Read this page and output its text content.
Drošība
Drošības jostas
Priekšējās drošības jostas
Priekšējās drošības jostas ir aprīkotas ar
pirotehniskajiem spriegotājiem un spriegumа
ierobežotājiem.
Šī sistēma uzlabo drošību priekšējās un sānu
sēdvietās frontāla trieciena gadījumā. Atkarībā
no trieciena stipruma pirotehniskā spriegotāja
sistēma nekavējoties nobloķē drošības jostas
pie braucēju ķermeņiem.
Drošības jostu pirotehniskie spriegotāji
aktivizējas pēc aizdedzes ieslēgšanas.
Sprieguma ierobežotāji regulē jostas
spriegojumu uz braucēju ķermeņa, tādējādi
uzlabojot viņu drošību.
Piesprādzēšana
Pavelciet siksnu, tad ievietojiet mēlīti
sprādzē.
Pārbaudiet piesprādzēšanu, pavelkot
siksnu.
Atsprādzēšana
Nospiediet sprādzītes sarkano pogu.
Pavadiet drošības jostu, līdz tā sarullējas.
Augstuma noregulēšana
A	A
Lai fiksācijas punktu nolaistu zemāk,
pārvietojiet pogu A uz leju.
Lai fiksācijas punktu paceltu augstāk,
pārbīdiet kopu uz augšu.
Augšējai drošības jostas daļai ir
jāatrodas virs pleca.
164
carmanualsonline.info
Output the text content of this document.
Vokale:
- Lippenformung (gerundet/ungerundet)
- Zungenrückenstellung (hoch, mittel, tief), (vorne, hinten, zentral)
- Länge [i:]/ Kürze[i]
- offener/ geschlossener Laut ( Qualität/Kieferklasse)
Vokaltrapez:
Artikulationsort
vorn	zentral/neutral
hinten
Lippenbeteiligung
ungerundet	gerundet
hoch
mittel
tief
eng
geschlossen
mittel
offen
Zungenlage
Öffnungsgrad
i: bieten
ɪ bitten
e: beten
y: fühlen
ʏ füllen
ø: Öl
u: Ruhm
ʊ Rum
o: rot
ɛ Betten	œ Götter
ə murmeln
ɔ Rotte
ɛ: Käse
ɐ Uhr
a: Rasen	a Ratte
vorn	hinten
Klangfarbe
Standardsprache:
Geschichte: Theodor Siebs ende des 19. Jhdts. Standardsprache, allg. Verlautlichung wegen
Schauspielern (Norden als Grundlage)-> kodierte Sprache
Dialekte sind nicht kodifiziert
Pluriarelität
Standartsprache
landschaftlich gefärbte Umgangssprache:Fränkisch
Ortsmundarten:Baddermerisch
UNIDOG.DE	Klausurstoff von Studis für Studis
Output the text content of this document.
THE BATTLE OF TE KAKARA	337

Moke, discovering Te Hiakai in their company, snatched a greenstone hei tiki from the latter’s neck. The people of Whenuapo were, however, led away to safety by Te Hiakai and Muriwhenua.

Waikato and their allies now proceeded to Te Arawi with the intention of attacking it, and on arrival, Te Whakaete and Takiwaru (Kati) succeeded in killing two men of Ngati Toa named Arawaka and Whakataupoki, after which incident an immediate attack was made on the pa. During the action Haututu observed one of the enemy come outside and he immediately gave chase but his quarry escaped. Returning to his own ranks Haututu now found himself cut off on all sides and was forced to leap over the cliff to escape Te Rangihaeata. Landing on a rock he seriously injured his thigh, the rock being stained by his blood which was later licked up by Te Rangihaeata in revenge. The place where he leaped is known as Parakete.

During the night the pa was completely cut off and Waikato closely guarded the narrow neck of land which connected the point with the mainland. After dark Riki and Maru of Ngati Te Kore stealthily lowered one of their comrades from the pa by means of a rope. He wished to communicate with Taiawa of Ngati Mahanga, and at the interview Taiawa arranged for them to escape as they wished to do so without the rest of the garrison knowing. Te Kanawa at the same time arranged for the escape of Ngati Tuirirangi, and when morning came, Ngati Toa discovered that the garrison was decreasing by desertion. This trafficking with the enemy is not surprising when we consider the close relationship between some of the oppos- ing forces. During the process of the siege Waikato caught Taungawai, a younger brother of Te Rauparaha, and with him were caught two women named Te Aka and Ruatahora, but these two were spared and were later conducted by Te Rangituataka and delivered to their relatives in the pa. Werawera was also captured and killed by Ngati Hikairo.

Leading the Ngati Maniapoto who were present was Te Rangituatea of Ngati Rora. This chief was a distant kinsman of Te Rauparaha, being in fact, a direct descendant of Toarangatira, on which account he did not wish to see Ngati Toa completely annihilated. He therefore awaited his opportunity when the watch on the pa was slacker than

Aim
Write out the data again, exactly and in full.

Solution to this problem
Read this page and output its text content.
Drošība
Drošības jostas
Priekšējās drošības jostas
Priekšējās drošības jostas ir aprīkotas ar
pirotehniskajiem spriegotājiem un spriegumа
ierobežotājiem.
Šī sistēma uzlabo drošību priekšējās un sānu
sēdvietās frontāla trieciena gadījumā. Atkarībā
no trieciena stipruma pirotehniskā spriegotāja
sistēma nekavējoties nobloķē drošības jostas
pie braucēju ķermeņiem.
Drošības jostu pirotehniskie spriegotāji
aktivizējas pēc aizdedzes ieslēgšanas.
Sprieguma ierobežotāji regulē jostas
spriegojumu uz braucēju ķermeņa, tādējādi
uzlabojot viņu drošību.
Piesprādzēšana
Pavelciet siksnu, tad ievietojiet mēlīti
sprādzē.
Pārbaudiet piesprādzēšanu, pavelkot
siksnu.
Atsprādzēšana
Nospiediet sprādzītes sarkano pogu.
Pavadiet drošības jostu, līdz tā sarullējas.
Augstuma noregulēšana
A	A
Lai fiksācijas punktu nolaistu zemāk,
pārvietojiet pogu A uz leju.
Lai fiksācijas punktu paceltu augstāk,
pārbīdiet kopu uz augšu.
Augšējai drošības jostas daļai ir
jāatrodas virs pleca.
164
carmanualsonline.info
Output the text content of this document.
Vokale:
- Lippenformung (gerundet/ungerundet)
- Zungenrückenstellung (hoch, mittel, tief), (vorne, hinten, zentral)
- Länge [i:]/ Kürze[i]
- offener/ geschlossener Laut ( Qualität/Kieferklasse)
Vokaltrapez:
Artikulationsort
vorn	zentral/neutral
hinten
Lippenbeteiligung
ungerundet	gerundet
hoch
mittel
tief
eng
geschlossen
mittel
offen
Zungenlage
Öffnungsgrad
i: bieten
ɪ bitten
e: beten
y: fühlen
ʏ füllen
ø: Öl
u: Ruhm
ʊ Rum
o: rot
ɛ Betten	œ Götter
ə murmeln
ɔ Rotte
ɛ: Käse
ɐ Uhr
a: Rasen	a Ratte
vorn	hinten
Klangfarbe
Standardsprache:
Geschichte: Theodor Siebs ende des 19. Jhdts. Standardsprache, allg. Verlautlichung wegen
Schauspielern (Norden als Grundlage)-> kodierte Sprache
Dialekte sind nicht kodifiziert
Pluriarelität
Standartsprache
landschaftlich gefärbte Umgangssprache:Fränkisch
Ortsmundarten:Baddermerisch
UNIDOG.DE	Klausurstoff von Studis für Studis
Output the text content of this document.
THE BATTLE OF TE KAKARA	337

Moke, discovering Te Hiakai in their company, snatched a greenstone hei tiki from the latter’s neck. The people of Whenuapo were, however, led away to safety by Te Hiakai and Muriwhenua.

Waikato and their allies now proceeded to Te Arawi with the intention of attacking it, and on arrival, Te Whakaete and Takiwaru (Kati) succeeded in killing two men of Ngati Toa named Arawaka and Whakataupoki, after which incident an immediate attack was made on the pa. During the action Haututu observed one of the enemy come outside and he immediately gave chase but his quarry escaped. Returning to his own ranks Haututu now found himself cut off on all sides and was forced to leap over the cliff to escape Te Rangihaeata. Landing on a rock he seriously injured his thigh, the rock being stained by his blood which was later licked up by Te Rangihaeata in revenge. The place where he leaped is known as Parakete.

During the night the pa was completely cut off and Waikato closely guarded the narrow neck of land which connected the point with the mainland. After dark Riki and Maru of Ngati Te Kore stealthily lowered one of their comrades from the pa by means of a rope. He wished to communicate with Taiawa of Ngati Mahanga, and at the interview Taiawa arranged for them to escape as they wished to do so without the rest of the garrison knowing. Te Kanawa at the same time arranged for the escape of Ngati Tuirirangi, and when morning came, Ngati Toa discovered that the garrison was decreasing by desertion. This trafficking with the enemy is not surprising when we consider the close relationship between some of the oppos- ing forces. During the process of the siege Waikato caught Taungawai, a younger brother of Te Rauparaha, and with him were caught two women named Te Aka and Ruatahora, but these two were spared and were later conducted by Te Rangituataka and delivered to their relatives in the pa. Werawera was also captured and killed by Ngati Hikairo.

Leading the Ngati Maniapoto who were present was Te Rangituatea of Ngati Rora. This chief was a distant kinsman of Te Rauparaha, being in fact, a direct descendant of Toarangatira, on which account he did not wish to see Ngati Toa completely annihilated. He therefore awaited his opportunity when the watch on the pa was slacker than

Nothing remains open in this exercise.